[Records contained in a dataset]
◇ ◇ ◇ ◇

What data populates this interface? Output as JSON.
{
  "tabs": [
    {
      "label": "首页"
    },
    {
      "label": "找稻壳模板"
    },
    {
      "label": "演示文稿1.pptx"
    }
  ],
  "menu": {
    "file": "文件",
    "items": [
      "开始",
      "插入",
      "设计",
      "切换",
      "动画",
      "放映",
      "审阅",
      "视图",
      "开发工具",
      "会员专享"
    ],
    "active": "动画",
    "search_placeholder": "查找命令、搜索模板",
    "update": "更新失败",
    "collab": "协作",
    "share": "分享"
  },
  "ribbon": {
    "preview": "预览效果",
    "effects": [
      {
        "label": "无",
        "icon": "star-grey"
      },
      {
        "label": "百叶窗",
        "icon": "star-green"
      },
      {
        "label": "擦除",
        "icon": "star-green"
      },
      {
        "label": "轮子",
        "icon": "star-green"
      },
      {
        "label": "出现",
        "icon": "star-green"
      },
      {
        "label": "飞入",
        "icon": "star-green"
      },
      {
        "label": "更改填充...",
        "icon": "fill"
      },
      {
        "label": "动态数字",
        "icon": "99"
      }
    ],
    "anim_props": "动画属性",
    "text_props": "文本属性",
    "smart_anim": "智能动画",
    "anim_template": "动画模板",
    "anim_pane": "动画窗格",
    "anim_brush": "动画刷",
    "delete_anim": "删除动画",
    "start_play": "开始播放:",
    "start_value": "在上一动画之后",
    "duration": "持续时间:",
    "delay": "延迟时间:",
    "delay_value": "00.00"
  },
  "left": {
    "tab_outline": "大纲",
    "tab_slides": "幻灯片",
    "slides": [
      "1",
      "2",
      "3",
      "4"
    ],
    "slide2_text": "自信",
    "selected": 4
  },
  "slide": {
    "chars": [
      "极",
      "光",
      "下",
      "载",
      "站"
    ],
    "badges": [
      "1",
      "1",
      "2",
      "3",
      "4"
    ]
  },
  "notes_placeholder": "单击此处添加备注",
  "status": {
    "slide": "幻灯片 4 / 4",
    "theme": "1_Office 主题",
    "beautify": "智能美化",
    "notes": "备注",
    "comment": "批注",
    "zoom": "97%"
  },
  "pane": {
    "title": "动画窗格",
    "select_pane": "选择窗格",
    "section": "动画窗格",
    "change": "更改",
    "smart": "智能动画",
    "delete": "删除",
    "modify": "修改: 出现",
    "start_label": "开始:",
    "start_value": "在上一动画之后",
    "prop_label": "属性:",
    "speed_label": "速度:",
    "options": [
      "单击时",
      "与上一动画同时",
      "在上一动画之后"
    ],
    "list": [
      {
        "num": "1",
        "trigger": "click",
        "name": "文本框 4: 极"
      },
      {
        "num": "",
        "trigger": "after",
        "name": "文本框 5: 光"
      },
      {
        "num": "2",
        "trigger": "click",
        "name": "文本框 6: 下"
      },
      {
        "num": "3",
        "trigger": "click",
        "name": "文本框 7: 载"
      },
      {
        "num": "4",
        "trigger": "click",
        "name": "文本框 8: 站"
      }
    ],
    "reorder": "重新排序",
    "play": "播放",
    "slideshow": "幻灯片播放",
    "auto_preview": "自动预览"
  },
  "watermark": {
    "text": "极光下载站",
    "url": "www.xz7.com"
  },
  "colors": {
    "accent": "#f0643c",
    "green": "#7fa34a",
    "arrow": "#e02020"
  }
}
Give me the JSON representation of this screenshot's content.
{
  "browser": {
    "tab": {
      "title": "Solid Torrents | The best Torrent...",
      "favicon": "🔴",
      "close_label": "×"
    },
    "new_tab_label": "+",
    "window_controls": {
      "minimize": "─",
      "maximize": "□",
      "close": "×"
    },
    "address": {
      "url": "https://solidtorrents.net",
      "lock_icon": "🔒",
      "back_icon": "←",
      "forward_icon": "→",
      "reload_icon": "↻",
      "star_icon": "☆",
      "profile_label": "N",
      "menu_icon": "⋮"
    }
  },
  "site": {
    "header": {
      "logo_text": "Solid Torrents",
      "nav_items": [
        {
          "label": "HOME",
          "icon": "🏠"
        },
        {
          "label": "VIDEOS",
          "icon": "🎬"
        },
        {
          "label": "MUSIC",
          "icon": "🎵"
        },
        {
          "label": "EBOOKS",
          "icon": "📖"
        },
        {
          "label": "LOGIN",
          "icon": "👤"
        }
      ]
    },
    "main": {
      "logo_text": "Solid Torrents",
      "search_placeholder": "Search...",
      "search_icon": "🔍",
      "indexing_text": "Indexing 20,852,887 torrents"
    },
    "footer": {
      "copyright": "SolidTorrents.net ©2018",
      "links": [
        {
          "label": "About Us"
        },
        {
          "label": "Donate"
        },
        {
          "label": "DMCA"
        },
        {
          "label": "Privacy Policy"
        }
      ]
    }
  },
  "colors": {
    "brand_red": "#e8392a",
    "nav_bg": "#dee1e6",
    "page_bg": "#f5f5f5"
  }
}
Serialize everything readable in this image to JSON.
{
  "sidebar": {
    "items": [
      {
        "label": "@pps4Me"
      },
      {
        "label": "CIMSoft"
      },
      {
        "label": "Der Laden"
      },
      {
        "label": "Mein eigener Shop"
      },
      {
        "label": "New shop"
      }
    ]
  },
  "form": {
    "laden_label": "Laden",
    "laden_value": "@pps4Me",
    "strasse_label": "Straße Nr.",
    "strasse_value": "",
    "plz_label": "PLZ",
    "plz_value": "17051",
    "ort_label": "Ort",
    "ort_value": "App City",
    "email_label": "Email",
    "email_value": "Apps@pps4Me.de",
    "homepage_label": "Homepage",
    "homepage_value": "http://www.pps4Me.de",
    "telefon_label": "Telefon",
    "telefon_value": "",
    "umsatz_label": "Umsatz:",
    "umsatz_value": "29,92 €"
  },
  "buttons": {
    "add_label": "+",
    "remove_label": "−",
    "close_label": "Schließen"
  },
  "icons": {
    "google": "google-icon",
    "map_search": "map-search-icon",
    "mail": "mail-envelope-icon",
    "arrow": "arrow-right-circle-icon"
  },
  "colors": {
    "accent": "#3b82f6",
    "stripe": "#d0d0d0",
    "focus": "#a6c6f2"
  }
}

◇ ◇ ◇ ◇

EXERCISE BRIEF = Copy every record above exactly as it appears.

EXERCISE OUTPUT =
What data populates this interface? Output as JSON.
{
  "tabs": [
    {
      "label": "首页"
    },
    {
      "label": "找稻壳模板"
    },
    {
      "label": "演示文稿1.pptx"
    }
  ],
  "menu": {
    "file": "文件",
    "items": [
      "开始",
      "插入",
      "设计",
      "切换",
      "动画",
      "放映",
      "审阅",
      "视图",
      "开发工具",
      "会员专享"
    ],
    "active": "动画",
    "search_placeholder": "查找命令、搜索模板",
    "update": "更新失败",
    "collab": "协作",
    "share": "分享"
  },
  "ribbon": {
    "preview": "预览效果",
    "effects": [
      {
        "label": "无",
        "icon": "star-grey"
      },
      {
        "label": "百叶窗",
        "icon": "star-green"
      },
      {
        "label": "擦除",
        "icon": "star-green"
      },
      {
        "label": "轮子",
        "icon": "star-green"
      },
      {
        "label": "出现",
        "icon": "star-green"
      },
      {
        "label": "飞入",
        "icon": "star-green"
      },
      {
        "label": "更改填充...",
        "icon": "fill"
      },
      {
        "label": "动态数字",
        "icon": "99"
      }
    ],
    "anim_props": "动画属性",
    "text_props": "文本属性",
    "smart_anim": "智能动画",
    "anim_template": "动画模板",
    "anim_pane": "动画窗格",
    "anim_brush": "动画刷",
    "delete_anim": "删除动画",
    "start_play": "开始播放:",
    "start_value": "在上一动画之后",
    "duration": "持续时间:",
    "delay": "延迟时间:",
    "delay_value": "00.00"
  },
  "left": {
    "tab_outline": "大纲",
    "tab_slides": "幻灯片",
    "slides": [
      "1",
      "2",
      "3",
      "4"
    ],
    "slide2_text": "自信",
    "selected": 4
  },
  "slide": {
    "chars": [
      "极",
      "光",
      "下",
      "载",
      "站"
    ],
    "badges": [
      "1",
      "1",
      "2",
      "3",
      "4"
    ]
  },
  "notes_placeholder": "单击此处添加备注",
  "status": {
    "slide": "幻灯片 4 / 4",
    "theme": "1_Office 主题",
    "beautify": "智能美化",
    "notes": "备注",
    "comment": "批注",
    "zoom": "97%"
  },
  "pane": {
    "title": "动画窗格",
    "select_pane": "选择窗格",
    "section": "动画窗格",
    "change": "更改",
    "smart": "智能动画",
    "delete": "删除",
    "modify": "修改: 出现",
    "start_label": "开始:",
    "start_value": "在上一动画之后",
    "prop_label": "属性:",
    "speed_label": "速度:",
    "options": [
      "单击时",
      "与上一动画同时",
      "在上一动画之后"
    ],
    "list": [
      {
        "num": "1",
        "trigger": "click",
        "name": "文本框 4: 极"
      },
      {
        "num": "",
        "trigger": "after",
        "name": "文本框 5: 光"
      },
      {
        "num": "2",
        "trigger": "click",
        "name": "文本框 6: 下"
      },
      {
        "num": "3",
        "trigger": "click",
        "name": "文本框 7: 载"
      },
      {
        "num": "4",
        "trigger": "click",
        "name": "文本框 8: 站"
      }
    ],
    "reorder": "重新排序",
    "play": "播放",
    "slideshow": "幻灯片播放",
    "auto_preview": "自动预览"
  },
  "watermark": {
    "text": "极光下载站",
    "url": "www.xz7.com"
  },
  "colors": {
    "accent": "#f0643c",
    "green": "#7fa34a",
    "arrow": "#e02020"
  }
}
Give me the JSON representation of this screenshot's content.
{
  "browser": {
    "tab": {
      "title": "Solid Torrents | The best Torrent...",
      "favicon": "🔴",
      "close_label": "×"
    },
    "new_tab_label": "+",
    "window_controls": {
      "minimize": "─",
      "maximize": "□",
      "close": "×"
    },
    "address": {
      "url": "https://solidtorrents.net",
      "lock_icon": "🔒",
      "back_icon": "←",
      "forward_icon": "→",
      "reload_icon": "↻",
      "star_icon": "☆",
      "profile_label": "N",
      "menu_icon": "⋮"
    }
  },
  "site": {
    "header": {
      "logo_text": "Solid Torrents",
      "nav_items": [
        {
          "label": "HOME",
          "icon": "🏠"
        },
        {
          "label": "VIDEOS",
          "icon": "🎬"
        },
        {
          "label": "MUSIC",
          "icon": "🎵"
        },
        {
          "label": "EBOOKS",
          "icon": "📖"
        },
        {
          "label": "LOGIN",
          "icon": "👤"
        }
      ]
    },
    "main": {
      "logo_text": "Solid Torrents",
      "search_placeholder": "Search...",
      "search_icon": "🔍",
      "indexing_text": "Indexing 20,852,887 torrents"
    },
    "footer": {
      "copyright": "SolidTorrents.net ©2018",
      "links": [
        {
          "label": "About Us"
        },
        {
          "label": "Donate"
        },
        {
          "label": "DMCA"
        },
        {
          "label": "Privacy Policy"
        }
      ]
    }
  },
  "colors": {
    "brand_red": "#e8392a",
    "nav_bg": "#dee1e6",
    "page_bg": "#f5f5f5"
  }
}
Serialize everything readable in this image to JSON.
{
  "sidebar": {
    "items": [
      {
        "label": "@pps4Me"
      },
      {
        "label": "CIMSoft"
      },
      {
        "label": "Der Laden"
      },
      {
        "label": "Mein eigener Shop"
      },
      {
        "label": "New shop"
      }
    ]
  },
  "form": {
    "laden_label": "Laden",
    "laden_value": "@pps4Me",
    "strasse_label": "Straße Nr.",
    "strasse_value": "",
    "plz_label": "PLZ",
    "plz_value": "17051",
    "ort_label": "Ort",
    "ort_value": "App City",
    "email_label": "Email",
    "email_value": "Apps@pps4Me.de",
    "homepage_label": "Homepage",
    "homepage_value": "http://www.pps4Me.de",
    "telefon_label": "Telefon",
    "telefon_value": "",
    "umsatz_label": "Umsatz:",
    "umsatz_value": "29,92 €"
  },
  "buttons": {
    "add_label": "+",
    "remove_label": "−",
    "close_label": "Schließen"
  },
  "icons": {
    "google": "google-icon",
    "map_search": "map-search-icon",
    "mail": "mail-envelope-icon",
    "arrow": "arrow-right-circle-icon"
  },
  "colors": {
    "accent": "#3b82f6",
    "stripe": "#d0d0d0",
    "focus": "#a6c6f2"
  }
}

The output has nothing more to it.